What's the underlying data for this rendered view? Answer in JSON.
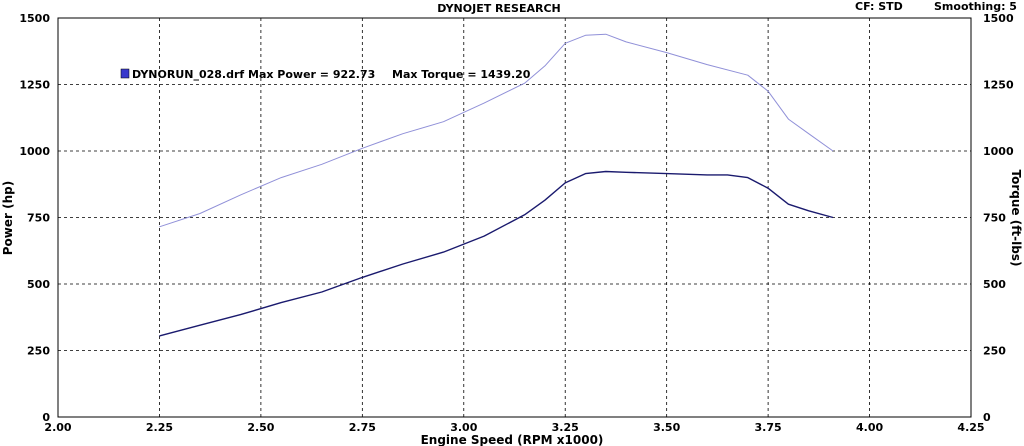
{
  "header": {
    "title": "DYNOJET RESEARCH",
    "cf_label": "CF: STD",
    "smoothing_label": "Smoothing: 5"
  },
  "legend": {
    "run_label": "DYNORUN_028.drf",
    "max_power_label": "Max Power = 922.73",
    "max_torque_label": "Max Torque = 1439.20",
    "swatch_color": "#3a3acc"
  },
  "chart_data": {
    "type": "line",
    "title": "DYNOJET RESEARCH",
    "xlabel": "Engine Speed (RPM x1000)",
    "ylabel": "Power (hp)",
    "y2label": "Torque (ft-lbs)",
    "xlim": [
      2.0,
      4.25
    ],
    "ylim": [
      0,
      1500
    ],
    "y2lim": [
      0,
      1500
    ],
    "x_ticks": [
      "2.00",
      "2.25",
      "2.50",
      "2.75",
      "3.00",
      "3.25",
      "3.50",
      "3.75",
      "4.00",
      "4.25"
    ],
    "y_ticks": [
      "0",
      "250",
      "500",
      "750",
      "1000",
      "1250",
      "1500"
    ],
    "y2_ticks": [
      "0",
      "250",
      "500",
      "750",
      "1000",
      "1250",
      "1500"
    ],
    "grid": true,
    "series": [
      {
        "name": "Power",
        "axis": "left",
        "color": "#1a1a6e",
        "x": [
          2.25,
          2.35,
          2.45,
          2.55,
          2.65,
          2.75,
          2.85,
          2.95,
          3.05,
          3.15,
          3.2,
          3.25,
          3.3,
          3.35,
          3.4,
          3.5,
          3.6,
          3.65,
          3.7,
          3.75,
          3.8,
          3.85,
          3.91
        ],
        "values": [
          305,
          345,
          385,
          430,
          470,
          525,
          575,
          620,
          680,
          760,
          815,
          880,
          915,
          923,
          920,
          915,
          910,
          910,
          900,
          860,
          800,
          775,
          750
        ]
      },
      {
        "name": "Torque",
        "axis": "right",
        "color": "#9090d8",
        "x": [
          2.25,
          2.35,
          2.45,
          2.55,
          2.65,
          2.75,
          2.85,
          2.95,
          3.05,
          3.15,
          3.2,
          3.25,
          3.3,
          3.35,
          3.4,
          3.5,
          3.6,
          3.7,
          3.75,
          3.8,
          3.85,
          3.91
        ],
        "values": [
          715,
          765,
          835,
          900,
          950,
          1010,
          1065,
          1110,
          1180,
          1255,
          1320,
          1405,
          1435,
          1439,
          1410,
          1370,
          1325,
          1285,
          1225,
          1120,
          1065,
          1000
        ]
      }
    ]
  }
}
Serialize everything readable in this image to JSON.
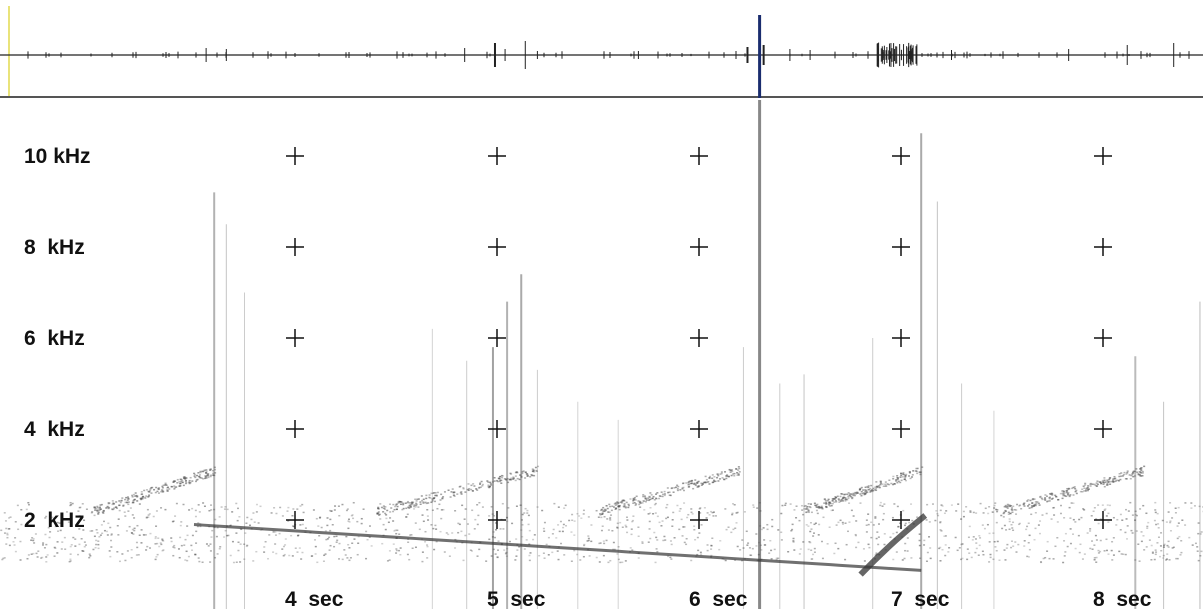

**The problem:** Nothing but the pictures may be dropped; output the records above exactly.

**Result:**
What's the underlying data for this rendered view? Answer in JSON.
{
  "header": {
    "title": "DYNOJET RESEARCH",
    "cf_label": "CF: STD",
    "smoothing_label": "Smoothing: 5"
  },
  "legend": {
    "run_label": "DYNORUN_028.drf",
    "max_power_label": "Max Power = 922.73",
    "max_torque_label": "Max Torque = 1439.20",
    "swatch_color": "#3a3acc"
  },
  "chart_data": {
    "type": "line",
    "title": "DYNOJET RESEARCH",
    "xlabel": "Engine Speed (RPM x1000)",
    "ylabel": "Power (hp)",
    "y2label": "Torque (ft-lbs)",
    "xlim": [
      2.0,
      4.25
    ],
    "ylim": [
      0,
      1500
    ],
    "y2lim": [
      0,
      1500
    ],
    "x_ticks": [
      "2.00",
      "2.25",
      "2.50",
      "2.75",
      "3.00",
      "3.25",
      "3.50",
      "3.75",
      "4.00",
      "4.25"
    ],
    "y_ticks": [
      "0",
      "250",
      "500",
      "750",
      "1000",
      "1250",
      "1500"
    ],
    "y2_ticks": [
      "0",
      "250",
      "500",
      "750",
      "1000",
      "1250",
      "1500"
    ],
    "grid": true,
    "series": [
      {
        "name": "Power",
        "axis": "left",
        "color": "#1a1a6e",
        "x": [
          2.25,
          2.35,
          2.45,
          2.55,
          2.65,
          2.75,
          2.85,
          2.95,
          3.05,
          3.15,
          3.2,
          3.25,
          3.3,
          3.35,
          3.4,
          3.5,
          3.6,
          3.65,
          3.7,
          3.75,
          3.8,
          3.85,
          3.91
        ],
        "values": [
          305,
          345,
          385,
          430,
          470,
          525,
          575,
          620,
          680,
          760,
          815,
          880,
          915,
          923,
          920,
          915,
          910,
          910,
          900,
          860,
          800,
          775,
          750
        ]
      },
      {
        "name": "Torque",
        "axis": "right",
        "color": "#9090d8",
        "x": [
          2.25,
          2.35,
          2.45,
          2.55,
          2.65,
          2.75,
          2.85,
          2.95,
          3.05,
          3.15,
          3.2,
          3.25,
          3.3,
          3.35,
          3.4,
          3.5,
          3.6,
          3.7,
          3.75,
          3.8,
          3.85,
          3.91
        ],
        "values": [
          715,
          765,
          835,
          900,
          950,
          1010,
          1065,
          1110,
          1180,
          1255,
          1320,
          1405,
          1435,
          1439,
          1410,
          1370,
          1325,
          1285,
          1225,
          1120,
          1065,
          1000
        ]
      }
    ]
  }
}
Serialize everything readable in this image to JSON.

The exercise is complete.